→ The request: Identify the lines that contain the string "back", then copy each of them.
--- Begin ---
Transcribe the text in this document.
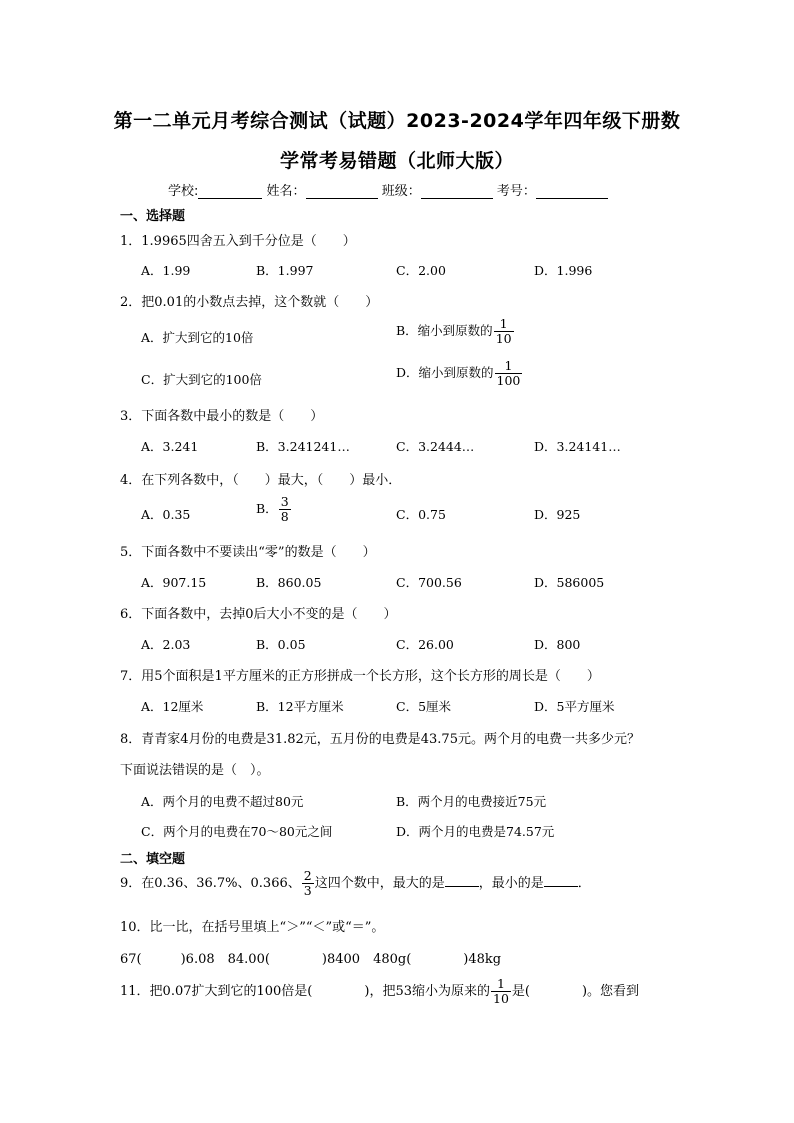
第一二单元月考综合测试（试题）2023-2024学年四年级下册数
学常考易错题（北师大版）
学校:	姓名：	班级：	考号：
一、选择题
1．1.9965四舍五入到千分位是（　　）
A．1.99	B．1.997	C．2.00	D．1.996
2．把0.01的小数点去掉，这个数就（　　）
A．扩大到它的10倍	B．缩小到原数的 $\frac{1}{10}$
C．扩大到它的100倍	D．缩小到原数的 $\frac{1}{100}$
3．下面各数中最小的数是（　　）
A．3.241	B．3.241241…	C．3.2444…	D．3.24141…
4．在下列各数中，（　　）最大，（　　）最小．
A．0.35	B． $\frac{3}{8}$	C．0.75	D．925
5．下面各数中不要读出“零”的数是（　　）
A．907.15	B．860.05	C．700.56	D．586005
6．下面各数中，去掉0后大小不变的是（　　）
A．2.03	B．0.05	C．26.00	D．800
7．用5个面积是1平方厘米的正方形拼成一个长方形，这个长方形的周长是（　　）
A．12厘米	B．12平方厘米	C．5厘米	D．5平方厘米
8．青青家4月份的电费是31.82元，五月份的电费是43.75元。两个月的电费一共多少元？
下面说法错误的是（　）。
A．两个月的电费不超过80元	B．两个月的电费接近75元
C．两个月的电费在70～80元之间	D．两个月的电费是74.57元
二、填空题
9．在0.36、36.7%、0.366、 $\frac{2}{3}$ 这四个数中，最大的是	，最小的是	．
10．比一比，在括号里填上“＞”“＜”或“＝”。
67(　　　)6.08　84.00(　　　　)8400　480g(　　　　)48kg
11．把0.07扩大到它的100倍是(　　　　)，把53缩小为原来的 $\frac{1}{10}$ 是(　　　　)。您看到
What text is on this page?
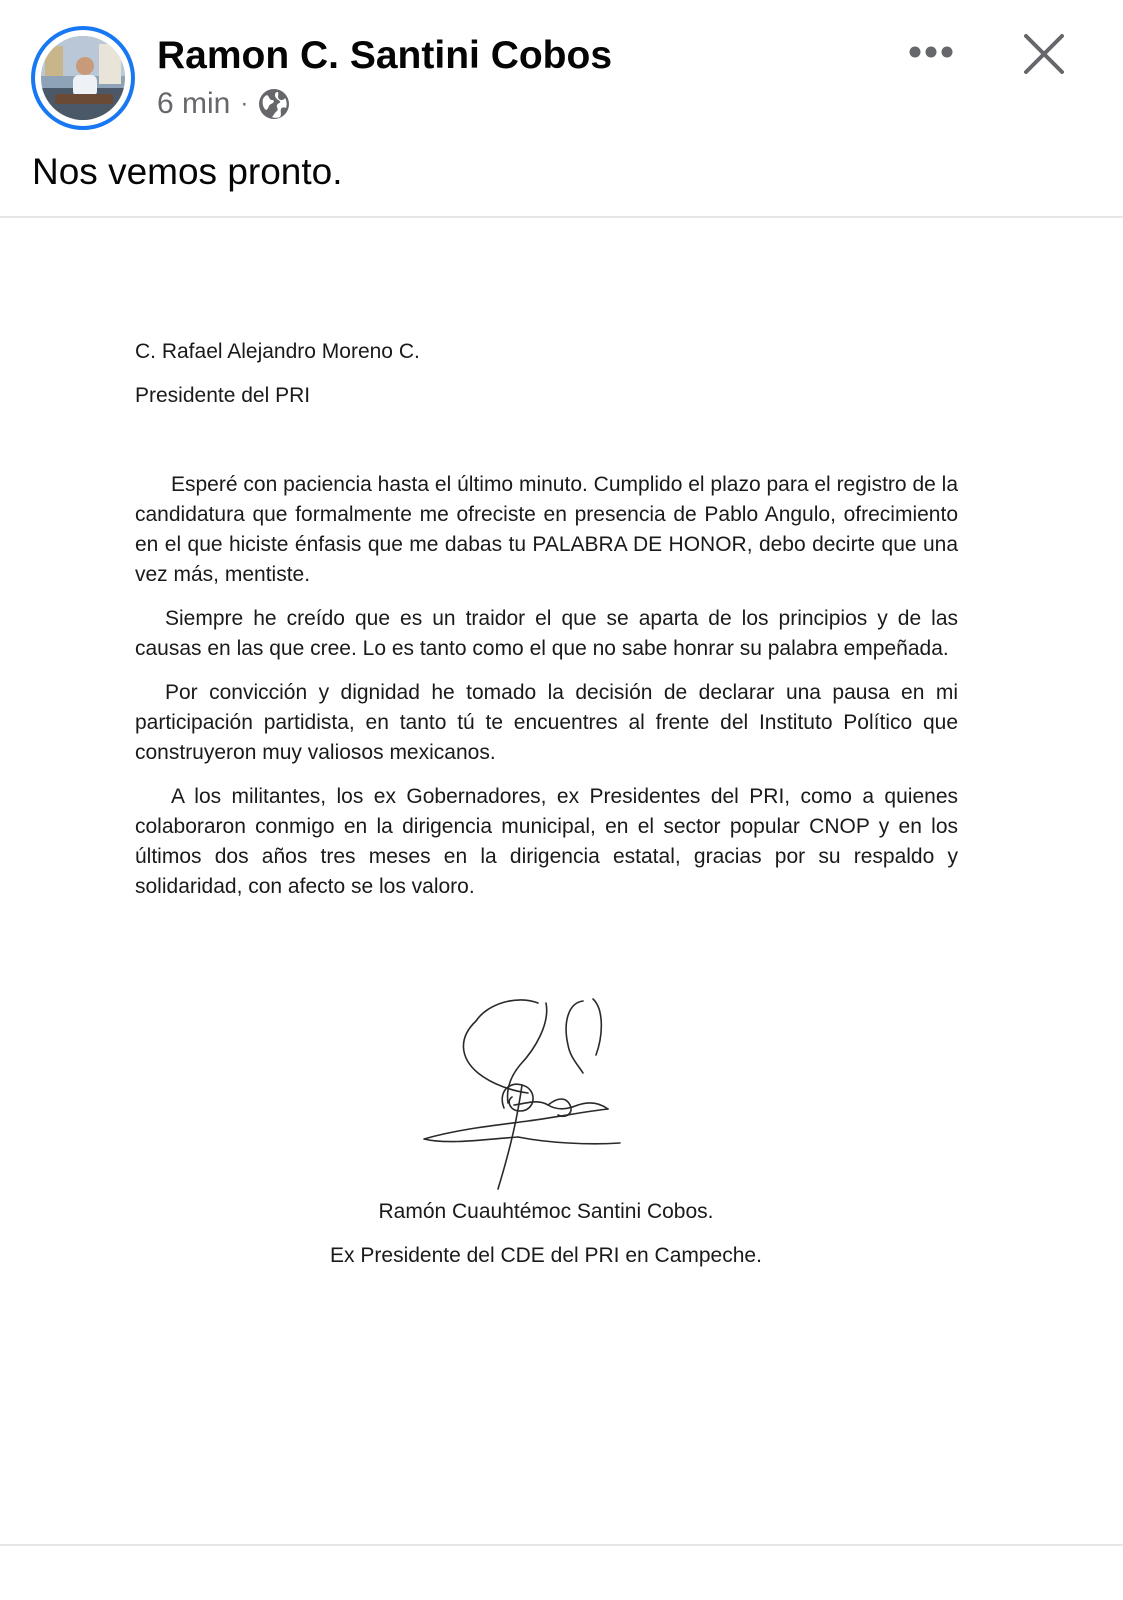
Ramon C. Santini Cobos
6 min ·
Nos vemos pronto.
C. Rafael Alejandro Moreno C.
Presidente del PRI

Esperé con paciencia hasta el último minuto. Cumplido el plazo para el registro de la candidatura que formalmente me ofreciste en presencia de Pablo Angulo, ofrecimiento en el que hiciste énfasis que me dabas tu PALABRA DE HONOR, debo decirte que una vez más, mentiste.

Siempre he creído que es un traidor el que se aparta de los principios y de las causas en las que cree. Lo es tanto como el que no sabe honrar su palabra empeñada.

Por convicción y dignidad he tomado la decisión de declarar una pausa en mi participación partidista, en tanto tú te encuentres al frente del Instituto Político que construyeron muy valiosos mexicanos.

A los militantes, los ex Gobernadores, ex Presidentes del PRI, como a quienes colaboraron conmigo en la dirigencia municipal, en el sector popular CNOP y en los últimos dos años tres meses en la dirigencia estatal, gracias por su respaldo y solidaridad, con afecto se los valoro.

Ramón Cuauhtémoc Santini Cobos.
Ex Presidente del CDE del PRI en Campeche.
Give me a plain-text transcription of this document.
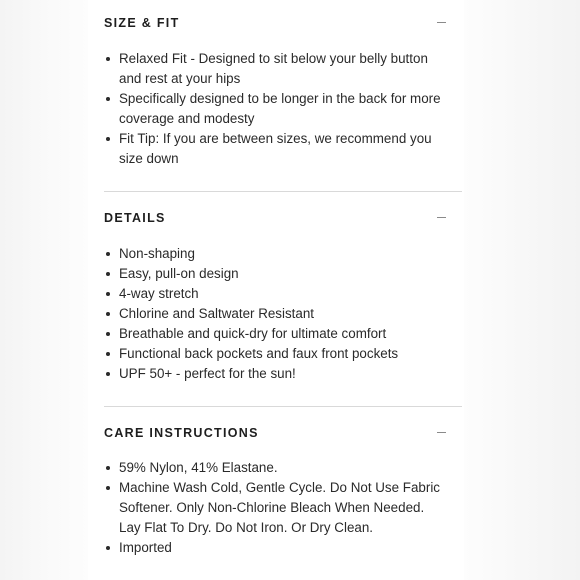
SIZE & FIT
Relaxed Fit - Designed to sit below your belly button and rest at your hips
Specifically designed to be longer in the back for more coverage and modesty
Fit Tip: If you are between sizes, we recommend you size down
DETAILS
Non-shaping
Easy, pull-on design
4-way stretch
Chlorine and Saltwater Resistant
Breathable and quick-dry for ultimate comfort
Functional back pockets and faux front pockets
UPF 50+ - perfect for the sun!
CARE INSTRUCTIONS
59% Nylon, 41% Elastane.
Machine Wash Cold, Gentle Cycle. Do Not Use Fabric Softener. Only Non-Chlorine Bleach When Needed. Lay Flat To Dry. Do Not Iron. Or Dry Clean.
Imported
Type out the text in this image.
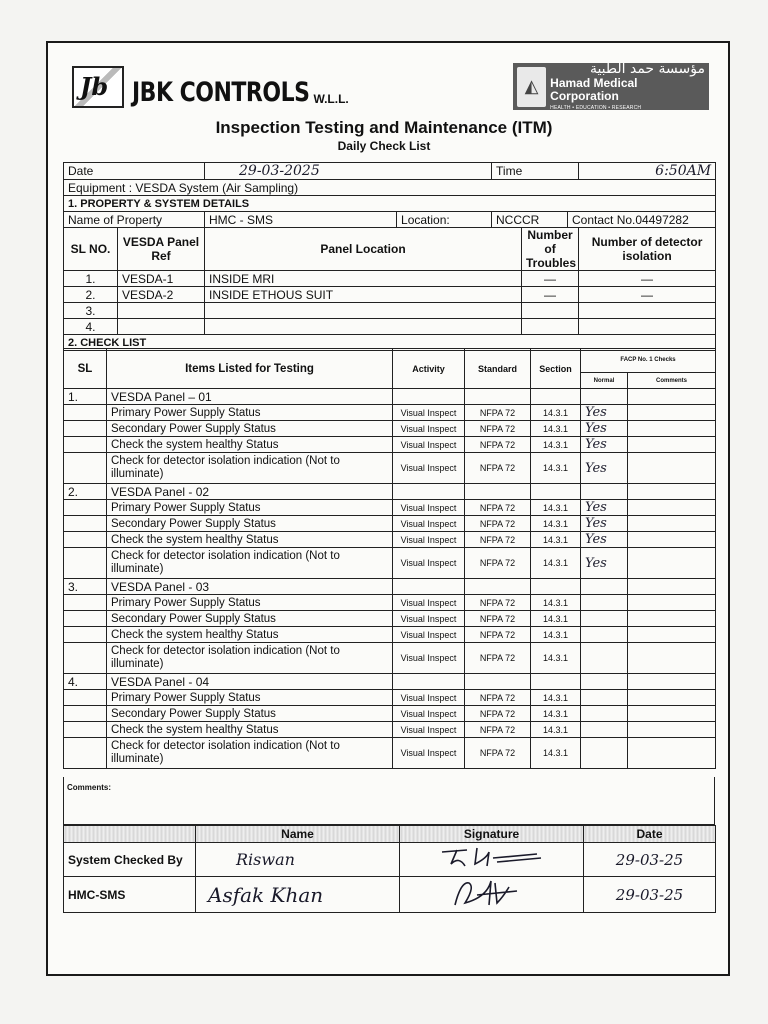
Jb JBK CONTROLS W.L.L.
◭
مؤسسة حمد الطبية
Hamad Medical Corporation
HEALTH • EDUCATION • RESEARCH
Inspection Testing and Maintenance (ITM)
Daily Check List
Date		29-03-2025		Time			6:50AM
Equipment : VESDA System (Air Sampling)							
1. PROPERTY & SYSTEM DETAILS							
Name of Property		HMC - SMS	Location:	NCCCR		Contact No.04497282	
SL NO.	VESDA Panel Ref	Panel Location			Number of Troubles		Number of detector isolation
1.	VESDA-1	INSIDE MRI			—		—
2.	VESDA-2	INSIDE ETHOUS SUIT			—		—
3.							
4.							
2. CHECK LIST							
SL	Items Listed for Testing	Activity	Standard	Section	FACP No. 1 Checks	
					Normal	Comments
1.	VESDA Panel – 01					
	Primary Power Supply Status	Visual Inspect	NFPA 72	14.3.1	Yes	
	Secondary Power Supply Status	Visual Inspect	NFPA 72	14.3.1	Yes	
	Check the system healthy Status	Visual Inspect	NFPA 72	14.3.1	Yes	
	Check for detector isolation indication (Not to illuminate)	Visual Inspect	NFPA 72	14.3.1	Yes	
2.	VESDA Panel - 02					
	Primary Power Supply Status	Visual Inspect	NFPA 72	14.3.1	Yes	
	Secondary Power Supply Status	Visual Inspect	NFPA 72	14.3.1	Yes	
	Check the system healthy Status	Visual Inspect	NFPA 72	14.3.1	Yes	
	Check for detector isolation indication (Not to illuminate)	Visual Inspect	NFPA 72	14.3.1	Yes	
3.	VESDA Panel - 03					
	Primary Power Supply Status	Visual Inspect	NFPA 72	14.3.1		
	Secondary Power Supply Status	Visual Inspect	NFPA 72	14.3.1		
	Check the system healthy Status	Visual Inspect	NFPA 72	14.3.1		
	Check for detector isolation indication (Not to illuminate)	Visual Inspect	NFPA 72	14.3.1		
4.	VESDA Panel - 04					
	Primary Power Supply Status	Visual Inspect	NFPA 72	14.3.1		
	Secondary Power Supply Status	Visual Inspect	NFPA 72	14.3.1		
	Check the system healthy Status	Visual Inspect	NFPA 72	14.3.1		
	Check for detector isolation indication (Not to illuminate)	Visual Inspect	NFPA 72	14.3.1		
Comments:
	Name	Signature	Date
System Checked By	Riswan		29-03-25
HMC-SMS	Asfak Khan		29-03-25
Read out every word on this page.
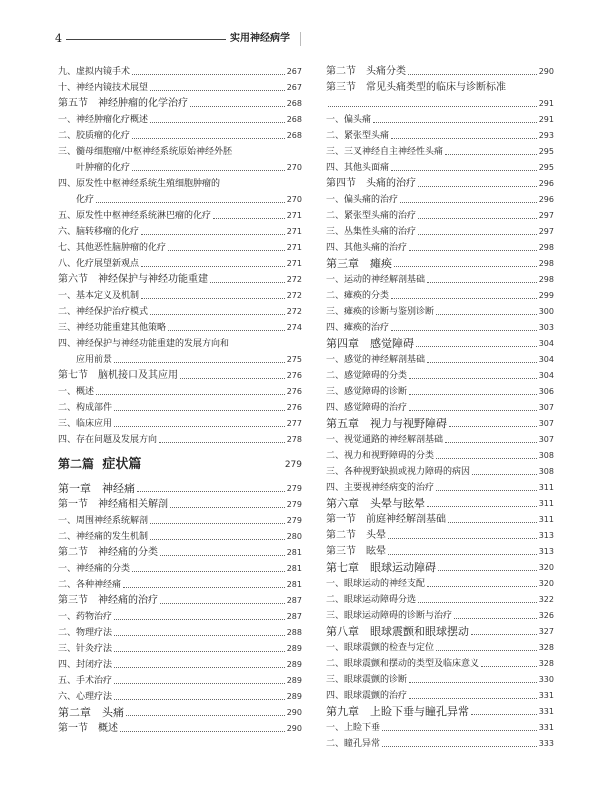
4	实用神经病学
九、虚拟内镜手术	267
十、神经内镜技术展望	267
第五节　神经肿瘤的化学治疗	268
一、神经肿瘤化疗概述	268
二、胶质瘤的化疗	268
三、髓母细胞瘤/中枢神经系统原始神经外胚
叶肿瘤的化疗	270
四、原发性中枢神经系统生殖细胞肿瘤的
化疗	270
五、原发性中枢神经系统淋巴瘤的化疗	271
六、脑转移瘤的化疗	271
七、其他恶性脑肿瘤的化疗	271
八、化疗展望新观点	271
第六节　神经保护与神经功能重建	272
一、基本定义及机制	272
二、神经保护治疗模式	272
三、神经功能重建其他策略	274
四、神经保护与神经功能重建的发展方向和
应用前景	275
第七节　脑机接口及其应用	276
一、概述	276
二、构成部件	276
三、临床应用	277
四、存在问题及发展方向	278
第二篇 症状篇	279
第一章　神经痛	279
第一节　神经痛相关解剖	279
一、周围神经系统解剖	279
二、神经痛的发生机制	280
第二节　神经痛的分类	281
一、神经痛的分类	281
二、各种神经痛	281
第三节　神经痛的治疗	287
一、药物治疗	287
二、物理疗法	288
三、针灸疗法	289
四、封闭疗法	289
五、手术治疗	289
六、心理疗法	289
第二章　头痛	290
第一节　概述	290
第二节　头痛分类	290
第三节　常见头痛类型的临床与诊断标准
291
一、偏头痛	291
二、紧张型头痛	293
三、三叉神经自主神经性头痛	295
四、其他头面痛	295
第四节　头痛的治疗	296
一、偏头痛的治疗	296
二、紧张型头痛的治疗	297
三、丛集性头痛的治疗	297
四、其他头痛的治疗	298
第三章　瘫痪	298
一、运动的神经解剖基础	298
二、瘫痪的分类	299
三、瘫痪的诊断与鉴别诊断	300
四、瘫痪的治疗	303
第四章　感觉障碍	304
一、感觉的神经解剖基础	304
二、感觉障碍的分类	304
三、感觉障碍的诊断	306
四、感觉障碍的治疗	307
第五章　视力与视野障碍	307
一、视觉通路的神经解剖基础	307
二、视力和视野障碍的分类	308
三、各种视野缺损或视力障碍的病因	308
四、主要视神经病变的治疗	311
第六章　头晕与眩晕	311
第一节　前庭神经解剖基础	311
第二节　头晕	313
第三节　眩晕	313
第七章　眼球运动障碍	320
一、眼球运动的神经支配	320
二、眼球运动障碍分选	322
三、眼球运动障碍的诊断与治疗	326
第八章　眼球震颤和眼球摆动	327
一、眼球震颤的检查与定位	328
二、眼球震颤和摆动的类型及临床意义	328
三、眼球震颤的诊断	330
四、眼球震颤的治疗	331
第九章　上睑下垂与瞳孔异常	331
一、上睑下垂	331
二、瞳孔异常	333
--- End ---
→ The reply:
Specifically designed to be longer in the back for more coverage and modesty
Functional back pockets and faux front pockets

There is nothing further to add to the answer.